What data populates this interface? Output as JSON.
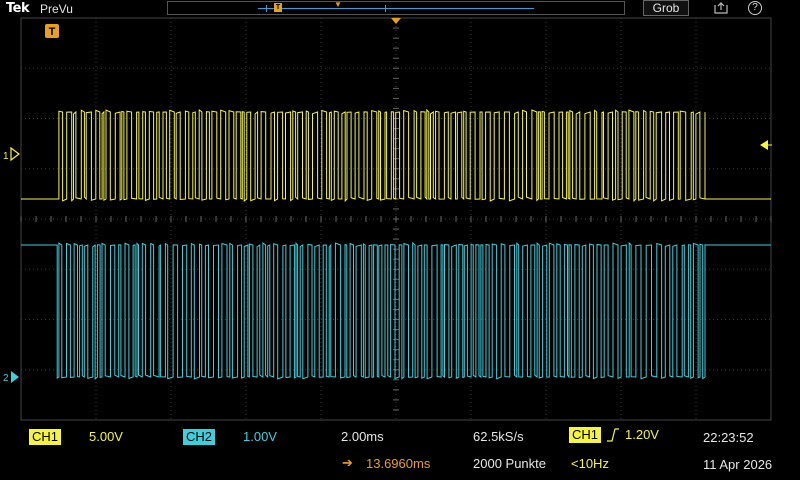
{
  "header": {
    "brand": "Tek",
    "mode": "PreVu",
    "zoom_button": "Grob",
    "export_icon": "export-icon",
    "help_icon": "help-icon",
    "help_glyph": "?",
    "trigger_badge": "T"
  },
  "channels": [
    {
      "id": "1",
      "label": "CH1",
      "scale": "5.00V",
      "color": "#f5f53a"
    },
    {
      "id": "2",
      "label": "CH2",
      "scale": "1.00V",
      "color": "#3ccfdc"
    }
  ],
  "timebase": {
    "time_per_div": "2.00ms",
    "position": "13.6960ms",
    "sample_rate": "62.5kS/s",
    "record_length": "2000 Punkte"
  },
  "trigger": {
    "source": "CH1",
    "level": "1.20V",
    "frequency": "<10Hz",
    "color": "#e8a020"
  },
  "clock": {
    "time": "22:23:52",
    "date": "11 Apr 2026"
  }
}
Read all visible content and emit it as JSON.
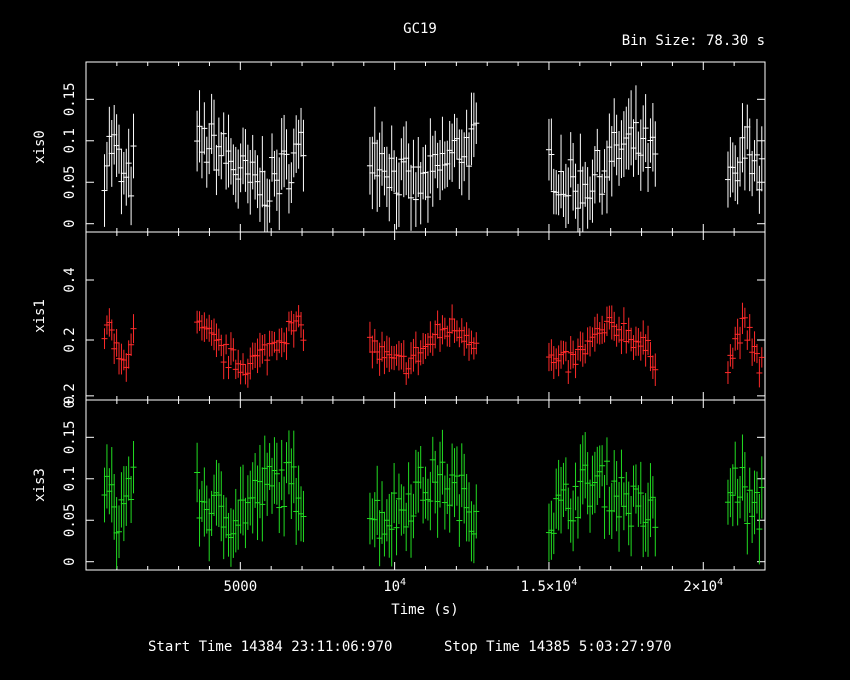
{
  "chart_data": {
    "type": "scatter",
    "title": "GC19",
    "bin_size_label": "Bin Size:  78.30  s",
    "xlabel": "Time (s)",
    "xlim": [
      0,
      22000
    ],
    "x_ticks": [
      {
        "value": 5000,
        "label": "5000"
      },
      {
        "value": 10000,
        "label": "10^4"
      },
      {
        "value": 15000,
        "label": "1.5×10^4"
      },
      {
        "value": 20000,
        "label": "2×10^4"
      }
    ],
    "footer": {
      "start": "Start Time 14384  23:11:06:970",
      "stop": "Stop Time 14385   5:03:27:970"
    },
    "segments": [
      [
        600,
        1550
      ],
      [
        3600,
        7100
      ],
      [
        9200,
        12700
      ],
      [
        15000,
        18500
      ],
      [
        20800,
        21900
      ]
    ],
    "panels": [
      {
        "name": "xis0",
        "ylabel": "xis0",
        "color": "#ffffff",
        "ylim": [
          -0.01,
          0.195
        ],
        "y_ticks": [
          {
            "value": 0,
            "label": "0"
          },
          {
            "value": 0.05,
            "label": "0.05"
          },
          {
            "value": 0.1,
            "label": "0.1"
          },
          {
            "value": 0.15,
            "label": "0.15"
          }
        ],
        "base": 0.07,
        "amp": 0.025,
        "noise": 0.03,
        "err": 0.035
      },
      {
        "name": "xis1",
        "ylabel": "xis1",
        "color": "#ff2a2a",
        "ylim": [
          0.0,
          0.56
        ],
        "y_ticks": [
          {
            "value": 0.2,
            "label": "0.2"
          },
          {
            "value": 0.4,
            "label": "0.4"
          },
          {
            "value": 0.0,
            "label": "0"
          }
        ],
        "base": 0.18,
        "amp": 0.06,
        "noise": 0.04,
        "err": 0.045
      },
      {
        "name": "xis3",
        "ylabel": "xis3",
        "color": "#22dd22",
        "ylim": [
          -0.01,
          0.195
        ],
        "y_ticks": [
          {
            "value": 0,
            "label": "0"
          },
          {
            "value": 0.05,
            "label": "0.05"
          },
          {
            "value": 0.1,
            "label": "0.1"
          },
          {
            "value": 0.15,
            "label": "0.15"
          },
          {
            "value": 0.2,
            "label": "0.2"
          }
        ],
        "base": 0.075,
        "amp": 0.02,
        "noise": 0.03,
        "err": 0.035
      }
    ]
  }
}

◆ Stated exercise
Do not copy the pictures, but repeat every line exactly.

◆ Result of this exercise
What data populates this interface? Output as JSON.
{
  "header": {
    "brand": "Tek",
    "mode": "PreVu",
    "zoom_button": "Grob",
    "export_icon": "export-icon",
    "help_icon": "help-icon",
    "help_glyph": "?",
    "trigger_badge": "T"
  },
  "channels": [
    {
      "id": "1",
      "label": "CH1",
      "scale": "5.00V",
      "color": "#f5f53a"
    },
    {
      "id": "2",
      "label": "CH2",
      "scale": "1.00V",
      "color": "#3ccfdc"
    }
  ],
  "timebase": {
    "time_per_div": "2.00ms",
    "position": "13.6960ms",
    "sample_rate": "62.5kS/s",
    "record_length": "2000 Punkte"
  },
  "trigger": {
    "source": "CH1",
    "level": "1.20V",
    "frequency": "<10Hz",
    "color": "#e8a020"
  },
  "clock": {
    "time": "22:23:52",
    "date": "11 Apr 2026"
  }
}
Read all visible content and emit it as JSON.
{
  "chart_data": {
    "type": "scatter",
    "title": "GC19",
    "bin_size_label": "Bin Size:  78.30  s",
    "xlabel": "Time (s)",
    "xlim": [
      0,
      22000
    ],
    "x_ticks": [
      {
        "value": 5000,
        "label": "5000"
      },
      {
        "value": 10000,
        "label": "10^4"
      },
      {
        "value": 15000,
        "label": "1.5×10^4"
      },
      {
        "value": 20000,
        "label": "2×10^4"
      }
    ],
    "footer": {
      "start": "Start Time 14384  23:11:06:970",
      "stop": "Stop Time 14385   5:03:27:970"
    },
    "segments": [
      [
        600,
        1550
      ],
      [
        3600,
        7100
      ],
      [
        9200,
        12700
      ],
      [
        15000,
        18500
      ],
      [
        20800,
        21900
      ]
    ],
    "panels": [
      {
        "name": "xis0",
        "ylabel": "xis0",
        "color": "#ffffff",
        "ylim": [
          -0.01,
          0.195
        ],
        "y_ticks": [
          {
            "value": 0,
            "label": "0"
          },
          {
            "value": 0.05,
            "label": "0.05"
          },
          {
            "value": 0.1,
            "label": "0.1"
          },
          {
            "value": 0.15,
            "label": "0.15"
          }
        ],
        "base": 0.07,
        "amp": 0.025,
        "noise": 0.03,
        "err": 0.035
      },
      {
        "name": "xis1",
        "ylabel": "xis1",
        "color": "#ff2a2a",
        "ylim": [
          0.0,
          0.56
        ],
        "y_ticks": [
          {
            "value": 0.2,
            "label": "0.2"
          },
          {
            "value": 0.4,
            "label": "0.4"
          },
          {
            "value": 0.0,
            "label": "0"
          }
        ],
        "base": 0.18,
        "amp": 0.06,
        "noise": 0.04,
        "err": 0.045
      },
      {
        "name": "xis3",
        "ylabel": "xis3",
        "color": "#22dd22",
        "ylim": [
          -0.01,
          0.195
        ],
        "y_ticks": [
          {
            "value": 0,
            "label": "0"
          },
          {
            "value": 0.05,
            "label": "0.05"
          },
          {
            "value": 0.1,
            "label": "0.1"
          },
          {
            "value": 0.15,
            "label": "0.15"
          },
          {
            "value": 0.2,
            "label": "0.2"
          }
        ],
        "base": 0.075,
        "amp": 0.02,
        "noise": 0.03,
        "err": 0.035
      }
    ]
  }
}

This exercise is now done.